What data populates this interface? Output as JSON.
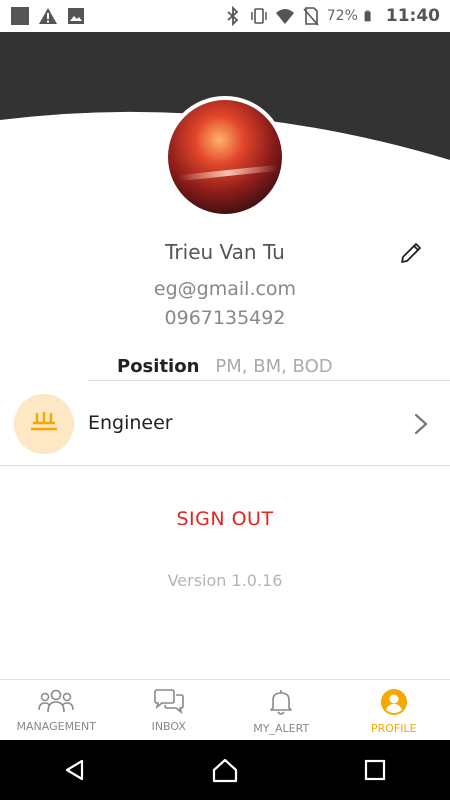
{
  "status_bar": {
    "battery_text": "72%",
    "time": "11:40",
    "left_icons": [
      "gallery-square-icon",
      "warning-icon",
      "image-icon"
    ],
    "right_icons": [
      "bluetooth-icon",
      "vibrate-icon",
      "wifi-icon",
      "no-sim-icon",
      "battery-icon"
    ]
  },
  "profile": {
    "name": "Trieu Van Tu",
    "email": "eg@gmail.com",
    "phone": "0967135492",
    "position_label": "Position",
    "position_value": "PM, BM, BOD",
    "role": "Engineer"
  },
  "actions": {
    "sign_out": "SIGN OUT",
    "version": "Version 1.0.16"
  },
  "bottom_nav": {
    "items": [
      {
        "label": "MANAGEMENT",
        "icon": "people-group-icon"
      },
      {
        "label": "INBOX",
        "icon": "chat-bubbles-icon"
      },
      {
        "label": "MY_ALERT",
        "icon": "bell-icon"
      },
      {
        "label": "PROFILE",
        "icon": "user-circle-icon"
      }
    ],
    "active_index": 3
  },
  "colors": {
    "header_bg": "#333333",
    "accent": "#f5a800",
    "sign_out": "#e8231f",
    "role_icon_bg": "#fde7c4"
  }
}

#### WHAT YOU SHOULD DO:
Without the pictures, copy the material exactly as given.

#### SOLUTION TO THIS TASK:
What data populates this interface? Output as JSON.
{
  "status_bar": {
    "battery_text": "72%",
    "time": "11:40",
    "left_icons": [
      "gallery-square-icon",
      "warning-icon",
      "image-icon"
    ],
    "right_icons": [
      "bluetooth-icon",
      "vibrate-icon",
      "wifi-icon",
      "no-sim-icon",
      "battery-icon"
    ]
  },
  "profile": {
    "name": "Trieu Van Tu",
    "email": "eg@gmail.com",
    "phone": "0967135492",
    "position_label": "Position",
    "position_value": "PM, BM, BOD",
    "role": "Engineer"
  },
  "actions": {
    "sign_out": "SIGN OUT",
    "version": "Version 1.0.16"
  },
  "bottom_nav": {
    "items": [
      {
        "label": "MANAGEMENT",
        "icon": "people-group-icon"
      },
      {
        "label": "INBOX",
        "icon": "chat-bubbles-icon"
      },
      {
        "label": "MY_ALERT",
        "icon": "bell-icon"
      },
      {
        "label": "PROFILE",
        "icon": "user-circle-icon"
      }
    ],
    "active_index": 3
  },
  "colors": {
    "header_bg": "#333333",
    "accent": "#f5a800",
    "sign_out": "#e8231f",
    "role_icon_bg": "#fde7c4"
  }
}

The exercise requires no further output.